**WHAT IS NEEDED:** Filter these entries down to the lines that hold the word "icon", and show each of them.

**RECORD EXTRACTS:**
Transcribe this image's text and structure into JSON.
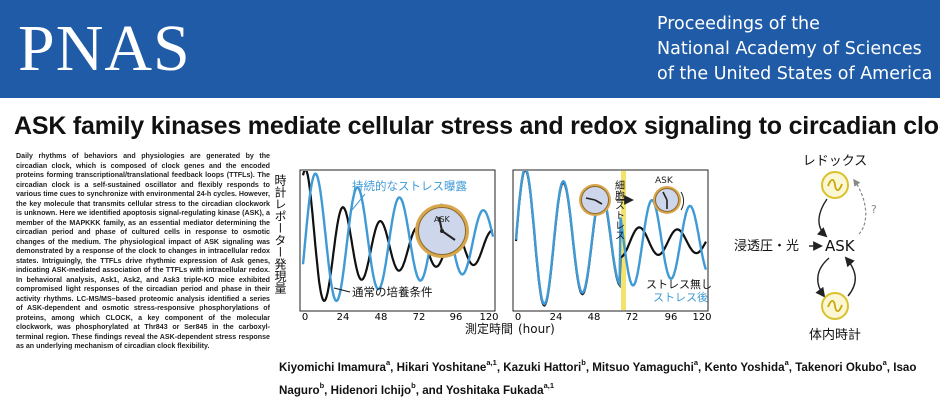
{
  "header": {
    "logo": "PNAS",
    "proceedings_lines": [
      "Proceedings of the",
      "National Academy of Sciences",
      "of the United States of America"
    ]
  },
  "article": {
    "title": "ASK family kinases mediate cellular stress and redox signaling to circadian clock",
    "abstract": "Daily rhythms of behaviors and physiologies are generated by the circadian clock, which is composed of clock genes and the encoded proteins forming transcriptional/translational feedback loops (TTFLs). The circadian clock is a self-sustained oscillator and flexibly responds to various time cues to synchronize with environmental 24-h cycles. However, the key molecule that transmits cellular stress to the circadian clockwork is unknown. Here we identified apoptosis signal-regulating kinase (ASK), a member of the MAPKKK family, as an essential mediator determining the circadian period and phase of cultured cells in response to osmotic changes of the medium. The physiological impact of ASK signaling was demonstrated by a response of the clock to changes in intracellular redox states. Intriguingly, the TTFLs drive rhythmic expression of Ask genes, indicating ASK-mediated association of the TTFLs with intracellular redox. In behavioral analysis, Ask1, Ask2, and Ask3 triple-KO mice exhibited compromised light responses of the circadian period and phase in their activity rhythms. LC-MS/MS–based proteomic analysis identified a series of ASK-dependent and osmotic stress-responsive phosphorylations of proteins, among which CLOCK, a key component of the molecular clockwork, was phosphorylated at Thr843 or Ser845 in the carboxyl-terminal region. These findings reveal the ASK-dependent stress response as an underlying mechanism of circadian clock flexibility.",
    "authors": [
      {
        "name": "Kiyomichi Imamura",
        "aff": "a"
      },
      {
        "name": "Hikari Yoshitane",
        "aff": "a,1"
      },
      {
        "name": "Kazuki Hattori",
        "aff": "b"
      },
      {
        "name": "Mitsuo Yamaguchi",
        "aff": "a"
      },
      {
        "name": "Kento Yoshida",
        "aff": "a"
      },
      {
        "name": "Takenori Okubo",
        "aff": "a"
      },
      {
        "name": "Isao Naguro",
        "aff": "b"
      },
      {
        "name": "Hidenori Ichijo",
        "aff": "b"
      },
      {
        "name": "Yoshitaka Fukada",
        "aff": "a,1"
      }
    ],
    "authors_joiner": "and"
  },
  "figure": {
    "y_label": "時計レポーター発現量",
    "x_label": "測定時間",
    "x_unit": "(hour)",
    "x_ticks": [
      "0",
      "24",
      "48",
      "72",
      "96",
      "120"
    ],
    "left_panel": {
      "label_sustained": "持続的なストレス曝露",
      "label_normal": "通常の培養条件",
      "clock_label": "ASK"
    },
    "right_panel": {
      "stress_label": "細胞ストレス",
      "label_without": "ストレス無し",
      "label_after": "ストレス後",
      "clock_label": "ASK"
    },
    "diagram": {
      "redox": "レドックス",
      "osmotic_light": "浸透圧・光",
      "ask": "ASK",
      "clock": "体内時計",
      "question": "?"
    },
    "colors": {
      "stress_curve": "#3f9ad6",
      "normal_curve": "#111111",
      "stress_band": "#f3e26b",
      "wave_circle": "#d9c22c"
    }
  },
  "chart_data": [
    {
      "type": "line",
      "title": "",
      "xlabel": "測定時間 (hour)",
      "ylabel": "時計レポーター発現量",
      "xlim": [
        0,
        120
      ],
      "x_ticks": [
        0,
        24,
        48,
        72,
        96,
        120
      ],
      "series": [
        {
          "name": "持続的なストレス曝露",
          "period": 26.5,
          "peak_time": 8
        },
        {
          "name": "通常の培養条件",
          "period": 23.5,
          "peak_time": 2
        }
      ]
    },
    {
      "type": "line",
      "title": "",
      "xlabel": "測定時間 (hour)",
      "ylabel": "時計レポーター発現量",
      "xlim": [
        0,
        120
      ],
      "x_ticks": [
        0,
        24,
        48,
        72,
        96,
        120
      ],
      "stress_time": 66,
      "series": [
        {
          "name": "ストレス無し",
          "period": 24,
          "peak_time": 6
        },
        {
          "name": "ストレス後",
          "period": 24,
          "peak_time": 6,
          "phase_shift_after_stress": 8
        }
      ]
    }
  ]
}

---

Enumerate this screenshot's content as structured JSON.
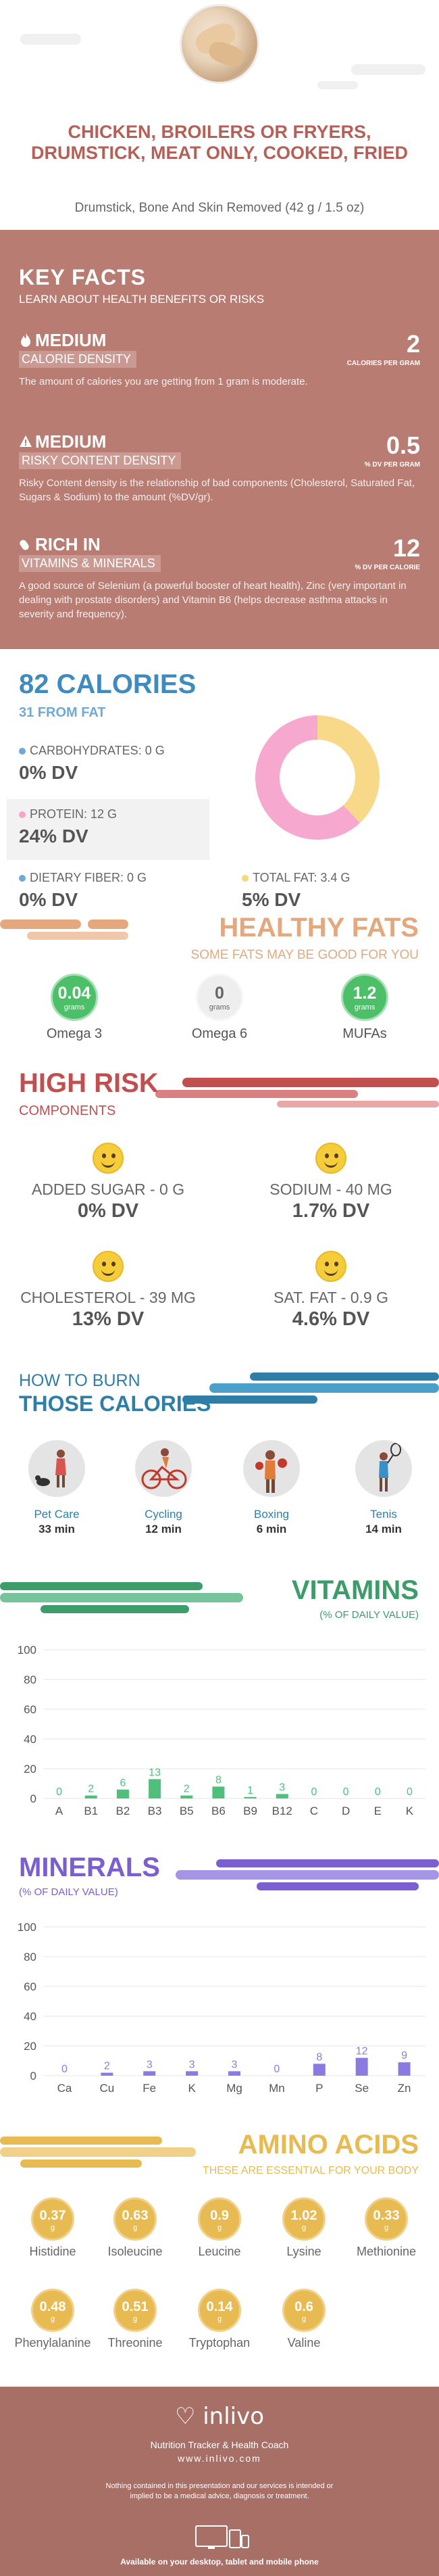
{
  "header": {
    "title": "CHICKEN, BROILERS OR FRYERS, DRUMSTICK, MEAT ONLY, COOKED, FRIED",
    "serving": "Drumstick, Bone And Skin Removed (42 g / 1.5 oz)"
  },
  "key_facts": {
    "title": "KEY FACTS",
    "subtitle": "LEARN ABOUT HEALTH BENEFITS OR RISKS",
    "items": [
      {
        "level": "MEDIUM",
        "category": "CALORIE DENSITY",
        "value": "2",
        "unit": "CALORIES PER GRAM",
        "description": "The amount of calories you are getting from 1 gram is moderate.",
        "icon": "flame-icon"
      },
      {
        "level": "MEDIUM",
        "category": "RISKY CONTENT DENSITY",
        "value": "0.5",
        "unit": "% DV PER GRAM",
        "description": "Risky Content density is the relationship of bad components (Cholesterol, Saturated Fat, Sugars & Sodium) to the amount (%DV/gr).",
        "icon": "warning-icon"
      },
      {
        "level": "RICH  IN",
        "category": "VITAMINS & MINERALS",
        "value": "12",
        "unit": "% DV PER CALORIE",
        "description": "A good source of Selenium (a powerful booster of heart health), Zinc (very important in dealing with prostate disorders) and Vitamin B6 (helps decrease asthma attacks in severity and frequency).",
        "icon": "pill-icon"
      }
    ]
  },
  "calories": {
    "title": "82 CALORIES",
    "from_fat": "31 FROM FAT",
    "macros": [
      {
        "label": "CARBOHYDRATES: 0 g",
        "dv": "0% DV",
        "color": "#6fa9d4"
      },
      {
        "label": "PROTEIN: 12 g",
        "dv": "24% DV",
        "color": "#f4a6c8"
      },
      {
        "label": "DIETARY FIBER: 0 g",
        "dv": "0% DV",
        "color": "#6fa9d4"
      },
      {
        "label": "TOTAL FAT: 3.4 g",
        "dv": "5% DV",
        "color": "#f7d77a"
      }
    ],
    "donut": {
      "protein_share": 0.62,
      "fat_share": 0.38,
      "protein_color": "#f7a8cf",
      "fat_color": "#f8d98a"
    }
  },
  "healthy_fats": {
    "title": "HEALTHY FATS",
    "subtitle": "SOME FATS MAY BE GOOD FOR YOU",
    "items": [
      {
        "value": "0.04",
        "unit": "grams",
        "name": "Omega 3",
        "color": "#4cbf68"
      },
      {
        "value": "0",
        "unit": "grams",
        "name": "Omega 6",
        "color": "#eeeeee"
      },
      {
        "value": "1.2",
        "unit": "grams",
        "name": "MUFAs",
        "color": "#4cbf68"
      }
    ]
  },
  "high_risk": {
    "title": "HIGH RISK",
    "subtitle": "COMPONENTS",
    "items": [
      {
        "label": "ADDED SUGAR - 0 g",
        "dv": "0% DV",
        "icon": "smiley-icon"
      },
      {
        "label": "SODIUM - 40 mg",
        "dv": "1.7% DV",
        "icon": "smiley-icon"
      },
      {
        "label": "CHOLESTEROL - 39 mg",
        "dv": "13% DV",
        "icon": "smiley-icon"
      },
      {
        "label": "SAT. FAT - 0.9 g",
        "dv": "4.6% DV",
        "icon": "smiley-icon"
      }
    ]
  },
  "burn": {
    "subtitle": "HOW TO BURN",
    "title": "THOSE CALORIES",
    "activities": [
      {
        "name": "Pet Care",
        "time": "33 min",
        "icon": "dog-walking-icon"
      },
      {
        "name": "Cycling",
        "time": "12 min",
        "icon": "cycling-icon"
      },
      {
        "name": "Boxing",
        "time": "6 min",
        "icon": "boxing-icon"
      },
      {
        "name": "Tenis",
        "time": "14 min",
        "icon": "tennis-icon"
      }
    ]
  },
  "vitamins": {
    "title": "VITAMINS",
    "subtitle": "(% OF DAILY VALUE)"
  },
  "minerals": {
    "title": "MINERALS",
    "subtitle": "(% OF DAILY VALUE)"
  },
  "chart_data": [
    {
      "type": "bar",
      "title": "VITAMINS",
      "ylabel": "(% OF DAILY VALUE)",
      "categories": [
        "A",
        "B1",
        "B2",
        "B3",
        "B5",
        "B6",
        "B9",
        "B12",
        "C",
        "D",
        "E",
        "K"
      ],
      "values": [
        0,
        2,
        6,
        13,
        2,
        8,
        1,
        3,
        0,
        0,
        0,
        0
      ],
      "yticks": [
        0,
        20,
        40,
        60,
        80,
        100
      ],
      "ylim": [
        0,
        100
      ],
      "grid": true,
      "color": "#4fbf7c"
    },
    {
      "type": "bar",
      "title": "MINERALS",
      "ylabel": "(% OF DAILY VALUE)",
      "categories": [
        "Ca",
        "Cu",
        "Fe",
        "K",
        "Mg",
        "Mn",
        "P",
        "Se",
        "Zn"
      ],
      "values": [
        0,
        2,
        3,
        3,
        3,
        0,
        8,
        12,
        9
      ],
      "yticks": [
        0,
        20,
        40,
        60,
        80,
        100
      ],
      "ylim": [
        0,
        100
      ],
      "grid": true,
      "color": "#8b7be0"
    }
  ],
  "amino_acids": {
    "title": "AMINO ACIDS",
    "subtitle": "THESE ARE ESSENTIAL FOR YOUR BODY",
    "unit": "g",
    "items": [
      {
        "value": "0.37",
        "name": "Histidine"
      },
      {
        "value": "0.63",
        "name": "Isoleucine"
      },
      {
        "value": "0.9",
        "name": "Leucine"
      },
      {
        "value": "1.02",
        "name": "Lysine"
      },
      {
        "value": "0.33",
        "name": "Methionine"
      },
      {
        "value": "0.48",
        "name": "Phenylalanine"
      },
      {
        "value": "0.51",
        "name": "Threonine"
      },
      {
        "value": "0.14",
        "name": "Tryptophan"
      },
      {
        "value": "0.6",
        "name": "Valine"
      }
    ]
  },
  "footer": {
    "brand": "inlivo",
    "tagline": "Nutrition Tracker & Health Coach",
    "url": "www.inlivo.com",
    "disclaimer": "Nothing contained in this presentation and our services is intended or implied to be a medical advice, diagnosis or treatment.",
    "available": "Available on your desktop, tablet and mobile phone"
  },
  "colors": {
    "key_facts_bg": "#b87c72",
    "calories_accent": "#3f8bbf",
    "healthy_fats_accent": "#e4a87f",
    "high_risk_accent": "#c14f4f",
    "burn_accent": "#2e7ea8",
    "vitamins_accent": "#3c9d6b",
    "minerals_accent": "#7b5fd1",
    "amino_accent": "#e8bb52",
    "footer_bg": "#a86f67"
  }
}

**EXERCISE SOLUTION:**
        "icon": "flame-icon"
        "icon": "warning-icon"
        "icon": "pill-icon"
        "icon": "smiley-icon"
        "icon": "smiley-icon"
        "icon": "smiley-icon"
        "icon": "smiley-icon"
        "icon": "dog-walking-icon"
        "icon": "cycling-icon"
        "icon": "boxing-icon"
        "icon": "tennis-icon"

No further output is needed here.